Records that describe figures:

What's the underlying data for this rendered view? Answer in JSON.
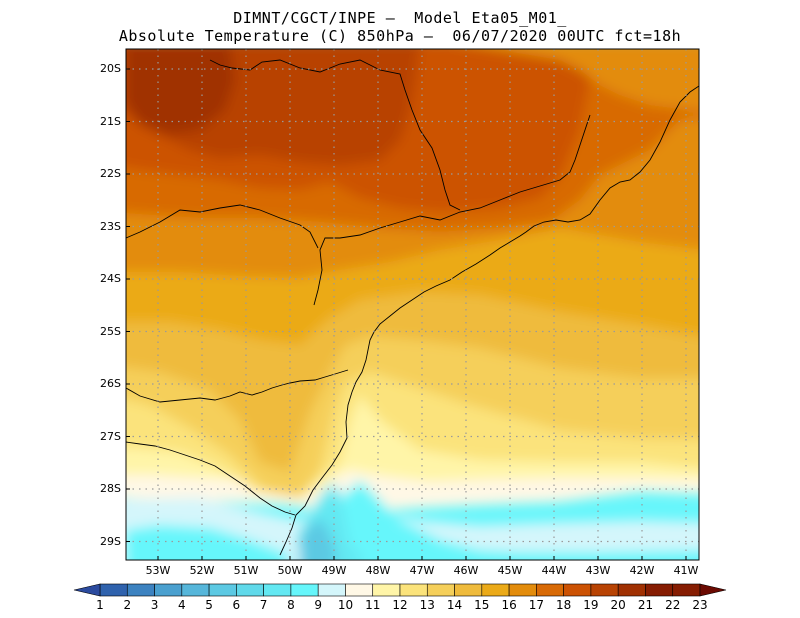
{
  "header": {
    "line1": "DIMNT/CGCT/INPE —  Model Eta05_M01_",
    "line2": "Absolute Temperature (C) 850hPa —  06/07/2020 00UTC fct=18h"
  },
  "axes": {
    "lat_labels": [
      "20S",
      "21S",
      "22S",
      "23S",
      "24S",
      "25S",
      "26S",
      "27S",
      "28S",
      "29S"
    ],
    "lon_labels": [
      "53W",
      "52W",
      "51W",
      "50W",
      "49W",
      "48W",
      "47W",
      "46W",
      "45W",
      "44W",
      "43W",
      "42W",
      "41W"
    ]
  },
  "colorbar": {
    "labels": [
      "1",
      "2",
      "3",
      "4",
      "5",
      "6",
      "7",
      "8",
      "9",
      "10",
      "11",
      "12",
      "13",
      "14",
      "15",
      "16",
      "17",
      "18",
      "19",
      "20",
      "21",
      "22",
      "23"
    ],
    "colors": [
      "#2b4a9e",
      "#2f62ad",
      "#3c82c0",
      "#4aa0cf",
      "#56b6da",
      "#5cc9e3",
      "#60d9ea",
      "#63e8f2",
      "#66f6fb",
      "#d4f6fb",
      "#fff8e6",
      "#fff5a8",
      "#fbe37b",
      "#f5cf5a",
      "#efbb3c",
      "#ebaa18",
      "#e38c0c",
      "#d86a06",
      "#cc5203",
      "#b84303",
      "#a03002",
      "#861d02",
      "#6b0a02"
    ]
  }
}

▶ [WHAT THE TASK ASKS]: Using the records above, output their complete text exactly, minus any images.

▶ [IN RESPONSE]:
What's the underlying data for this rendered view? Answer in JSON.
{
  "header": {
    "line1": "DIMNT/CGCT/INPE —  Model Eta05_M01_",
    "line2": "Absolute Temperature (C) 850hPa —  06/07/2020 00UTC fct=18h"
  },
  "axes": {
    "lat_labels": [
      "20S",
      "21S",
      "22S",
      "23S",
      "24S",
      "25S",
      "26S",
      "27S",
      "28S",
      "29S"
    ],
    "lon_labels": [
      "53W",
      "52W",
      "51W",
      "50W",
      "49W",
      "48W",
      "47W",
      "46W",
      "45W",
      "44W",
      "43W",
      "42W",
      "41W"
    ]
  },
  "colorbar": {
    "labels": [
      "1",
      "2",
      "3",
      "4",
      "5",
      "6",
      "7",
      "8",
      "9",
      "10",
      "11",
      "12",
      "13",
      "14",
      "15",
      "16",
      "17",
      "18",
      "19",
      "20",
      "21",
      "22",
      "23"
    ],
    "colors": [
      "#2b4a9e",
      "#2f62ad",
      "#3c82c0",
      "#4aa0cf",
      "#56b6da",
      "#5cc9e3",
      "#60d9ea",
      "#63e8f2",
      "#66f6fb",
      "#d4f6fb",
      "#fff8e6",
      "#fff5a8",
      "#fbe37b",
      "#f5cf5a",
      "#efbb3c",
      "#ebaa18",
      "#e38c0c",
      "#d86a06",
      "#cc5203",
      "#b84303",
      "#a03002",
      "#861d02",
      "#6b0a02"
    ]
  }
}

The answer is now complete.